### DATA FOR THIS TASK
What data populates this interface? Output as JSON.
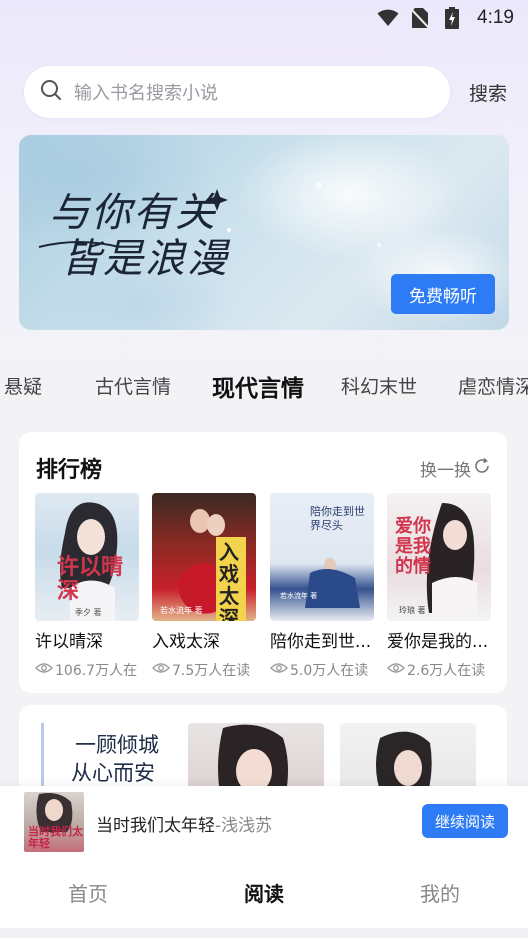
{
  "status_bar": {
    "time": "4:19",
    "icons": [
      "wifi-icon",
      "no-sim-icon",
      "battery-charging-icon"
    ]
  },
  "search": {
    "placeholder": "输入书名搜索小说",
    "button_label": "搜索",
    "icon": "search-icon"
  },
  "banner": {
    "title_line1": "与你有关",
    "title_line2": "皆是浪漫",
    "button_label": "免费畅听"
  },
  "categories": {
    "items": [
      "悬疑",
      "古代言情",
      "现代言情",
      "科幻末世",
      "虐恋情深"
    ],
    "active": "现代言情"
  },
  "ranking": {
    "title": "排行榜",
    "refresh_label": "换一换",
    "books": [
      {
        "name": "许以晴深",
        "readers": "106.7万人在",
        "cover_text": "许以晴深",
        "author_mark": "季夕 著"
      },
      {
        "name": "入戏太深",
        "readers": "7.5万人在读",
        "cover_text": "入戏太深",
        "author_mark": "若水流年 著"
      },
      {
        "name": "陪你走到世...",
        "readers": "5.0万人在读",
        "cover_text": "陪你走到世界尽头",
        "author_mark": "若水流年 著"
      },
      {
        "name": "爱你是我的...",
        "readers": "2.6万人在读",
        "cover_text": "爱你是我的情",
        "author_mark": "玲琅 著"
      }
    ]
  },
  "recommend": {
    "covers": [
      {
        "text_line1": "一顾倾城",
        "text_line2": "从心而安"
      },
      {
        "text_line1": "",
        "text_line2": ""
      },
      {
        "text_line1": "",
        "text_line2": ""
      }
    ]
  },
  "continue_reading": {
    "title": "当时我们太年轻",
    "author": "-浅浅苏",
    "cover_text": "当时我们太年轻",
    "button_label": "继续阅读"
  },
  "bottom_nav": {
    "items": [
      "首页",
      "阅读",
      "我的"
    ],
    "active": "阅读"
  },
  "colors": {
    "accent": "#2d7cf6",
    "background": "#f3f3f6"
  }
}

### YOUR GOAL
Scan the lines above for "name", then copy every one that has it.

### RESULT
        "name": "许以晴深",
        "name": "入戏太深",
        "name": "陪你走到世...",
        "name": "爱你是我的...",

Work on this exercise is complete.